**待完成:**
在下面談家中各種規矩的文段裡,「我不知道其他家庭的廚房是否有這麼多的家政規矩。」這句話譯成英文該怎麼說?

所以,家裡一些事物就是很私人、私密的,就如同牙刷般,不能與人分享的。電腦亦然,現在是智能手機。
除了物體,即使一些公共空間、公共家庭用品的使用方法,對不同人來說,就如同各別一套體系、一個宇宙。你是無法參與。
例如我家的廚房,全由我母親掌舵。她說過廚房是她的世界,所以最好不要去擾動,這造成我很多時候都止步不前,更不必想要怎樣去學下廚,我想我找不到哪些調味料是哪些。
有時要找個勺子來舀湯,不知要去何處找,有時要自己弄個水煮蛋,砂煲罌罉也不知被母親放在何處,一些慣用的罉,她可能用來放在雪櫃裡等,有些則用來燉煮還未清理。
另外要使用抹布,也得使用不同地方置放的抹布,因為我母親會將抺灶頭和抹桌面的放置不同之處,這也是因為有一次我總是拿到油膩膩的抺布時而大感費解,提問後才得知我母親有這樣的處理方式 ,更寬大來說,就是一個她自己的system。
我有時想要掃地時,也得先問過她現在是哪一把掃把是用來掃客廳、廚房與廁所,有試過使用不同顏色帚柄做標籤的掃把後,也被母親質詢,因為會弄髒了地板。而這些顏色標籤並非固定的分類,有時紅色的是用在廚房,更換時恰好買不到紅色的新掃把的就改用藍色的。
其他類似的例子包括洗衣服的衣桶、飲水使用的水壼;有些是裝溫水,有些是裝隔夜飲用水、在鋼鍋或飯煲舀飯時使用的勺子(一定要使用木勺)、若是舀糯米飯要用長木勺等等等。
我不知道其他家庭的廚房是否有這麼多的家政規矩。
我只記得在小學時我很喜歡看書,那時我姐姐買了一大堆的兒童書籍等,我每次看書時需要提出「申請」,要得到批準後才能從如同迷你圖書館般的書架取出來,閱畢後要放回原位,而我的姐姐會檢視是否在原位找回出來,而她對自己的圖書有一系列隱形的書籍編號,必須按序置放。
有時放錯了,我會挨罵。這還不包括以前共享的文具(如釘書機、鉛筆刨的位置等)。到後來我現在老了,我的書愛放哪裡就哪裡,我自己有一套我使用的文具,不想再共享。

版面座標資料
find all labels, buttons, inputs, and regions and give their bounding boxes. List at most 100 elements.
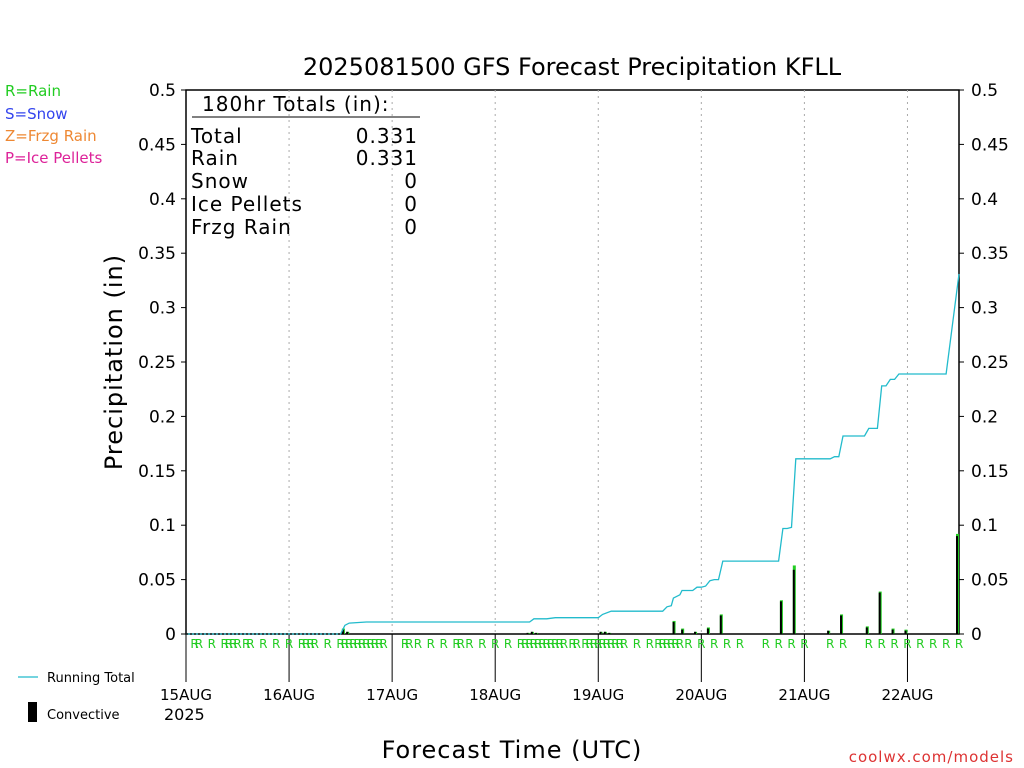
- ptype-marker-rain: R: [603, 637, 611, 651]
- y-tick-label-right: 0.3: [971, 299, 998, 319]
- y-tick-label-left: 0.2: [149, 407, 176, 427]
- y-axis-ticks: 0 00.05 0.050.1 0.10.15 0.150.2 0.20.25 0.250.…: [138, 81, 1009, 645]
- convective-bar: [599, 631, 602, 634]
- ptype-marker-rain: R: [517, 637, 525, 651]
- ptype-marker-rain: R: [525, 637, 533, 651]
- ptype-marker-rain: R: [452, 637, 460, 651]
- y-tick-label-right: 0.1: [971, 516, 998, 536]
- ptype-marker-rain: R: [427, 637, 435, 651]
- ptype-marker-rain: R: [560, 637, 568, 651]
- ptype-marker-rain: R: [955, 637, 963, 651]
- y-tick-label-left: 0.35: [138, 244, 176, 264]
- x-axis-label: Forecast Time (UTC): [382, 736, 643, 764]
- y-tick-label-left: 0.05: [138, 571, 176, 591]
- y-tick-label-right: 0.05: [971, 571, 1009, 591]
- y-tick-label-right: 0.15: [971, 462, 1009, 482]
- ptype-marker-rain: R: [667, 637, 675, 651]
- convective-bar: [792, 569, 795, 634]
- convective-bar: [672, 622, 675, 634]
- ptype-marker-rain: R: [607, 637, 615, 651]
- ptype-marker-rain: R: [654, 637, 662, 651]
- y-tick-label-right: 0.25: [971, 353, 1009, 373]
- x-tick-label: 22AUG: [881, 686, 933, 704]
- day-gridlines: [288, 90, 908, 634]
- y-tick-label-right: 0.45: [971, 135, 1009, 155]
- totals-label-rain: Rain: [191, 146, 239, 170]
- y-tick-label-left: 0.5: [149, 81, 176, 101]
- ptype-marker-rain: R: [521, 637, 529, 651]
- ptype-marker-rain: R: [620, 637, 628, 651]
- convective-legend-label: Convective: [47, 708, 120, 723]
- totals-value-rain: 0.331: [356, 146, 418, 170]
- ptype-marker-rain: R: [762, 637, 770, 651]
- totals-heading: 180hr Totals (in):: [202, 92, 390, 116]
- ptype-marker-rain: R: [839, 637, 847, 651]
- ptype-marker-rain: R: [581, 637, 589, 651]
- convective-bar: [346, 631, 349, 634]
- ptype-marker-rain: R: [259, 637, 267, 651]
- ptype-marker-rain: R: [671, 637, 679, 651]
- totals-label-total: Total: [190, 124, 243, 148]
- ptype-marker-rain: R: [903, 637, 911, 651]
- ptype-marker-rain: R: [375, 637, 383, 651]
- y-axis-label: Precipitation (in): [100, 254, 128, 470]
- y-tick-label-right: 0.5: [971, 81, 998, 101]
- convective-bar: [827, 630, 830, 634]
- y-tick-label-left: 0: [165, 625, 176, 645]
- convective-bar: [706, 628, 709, 634]
- y-tick-label-left: 0.15: [138, 462, 176, 482]
- series-legend: Running Total Convective: [18, 671, 135, 723]
- convective-bar: [956, 536, 958, 634]
- totals-label-ice-pellets: Ice Pellets: [191, 192, 303, 216]
- ptype-marker-rain: R: [208, 637, 216, 651]
- running-total-line: [186, 273, 960, 635]
- ptype-marker-rain: R: [594, 637, 602, 651]
- ptype-marker-rain: R: [362, 637, 370, 651]
- ptype-marker-rain: R: [890, 637, 898, 651]
- convective-bar: [878, 592, 881, 634]
- ptype-marker-rain: R: [336, 637, 344, 651]
- ptype-marker-rain: R: [878, 637, 886, 651]
- legend-ice-pellets: P=Ice Pellets: [5, 149, 102, 167]
- convective-bar: [840, 615, 843, 634]
- ptype-marker-rain: R: [233, 637, 241, 651]
- precip-type-legend: R=Rain S=Snow Z=Frzg Rain P=Ice Pellets: [5, 82, 102, 167]
- convective-bar: [535, 632, 538, 634]
- ptype-marker-rain: R: [676, 637, 684, 651]
- totals-value-frzg-rain: 0: [404, 215, 418, 239]
- ptype-marker-rain: R: [616, 637, 624, 651]
- ptype-marker-rain: R: [826, 637, 834, 651]
- ptype-marker-rain: R: [306, 637, 314, 651]
- ptype-marker-rain: R: [405, 637, 413, 651]
- ptype-marker-rain: R: [736, 637, 744, 651]
- ptype-marker-rain: R: [345, 637, 353, 651]
- ptype-marker-rain: R: [697, 637, 705, 651]
- ptype-marker-rain: R: [349, 637, 357, 651]
- ptype-marker-rain: R: [598, 637, 606, 651]
- convective-bar: [891, 629, 894, 634]
- legend-frzg-rain: Z=Frzg Rain: [5, 127, 97, 145]
- year-label: 2025: [164, 705, 205, 724]
- totals-box: 180hr Totals (in): Total 0.331 Rain 0.33…: [190, 92, 420, 239]
- convective-bar: [904, 630, 907, 634]
- ptype-marker-rain: R: [439, 637, 447, 651]
- ptype-marker-rain: R: [478, 637, 486, 651]
- ptype-marker-rain: R: [491, 637, 499, 651]
- totals-value-snow: 0: [404, 169, 418, 193]
- convective-legend-swatch: [28, 702, 37, 722]
- ptype-marker-rain: R: [787, 637, 795, 651]
- ptype-marker-rain: R: [371, 637, 379, 651]
- ptype-marker-rain: R: [272, 637, 280, 651]
- ptype-marker-rain: R: [573, 637, 581, 651]
- chart-title: 2025081500 GFS Forecast Precipitation KF…: [303, 53, 842, 81]
- ptype-marker-rain: R: [710, 637, 718, 651]
- convective-bar: [719, 615, 722, 634]
- convective-bar: [530, 631, 533, 634]
- ptype-marker-rain: R: [246, 637, 254, 651]
- ptype-marker-rain: R: [555, 637, 563, 651]
- ptype-marker-rain: R: [633, 637, 641, 651]
- ptype-marker-rain: R: [611, 637, 619, 651]
- ptype-marker-rain: R: [285, 637, 293, 651]
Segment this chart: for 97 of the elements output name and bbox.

**本題答案:**
I don't know whether kitchens in other households have this many housekeeping rules.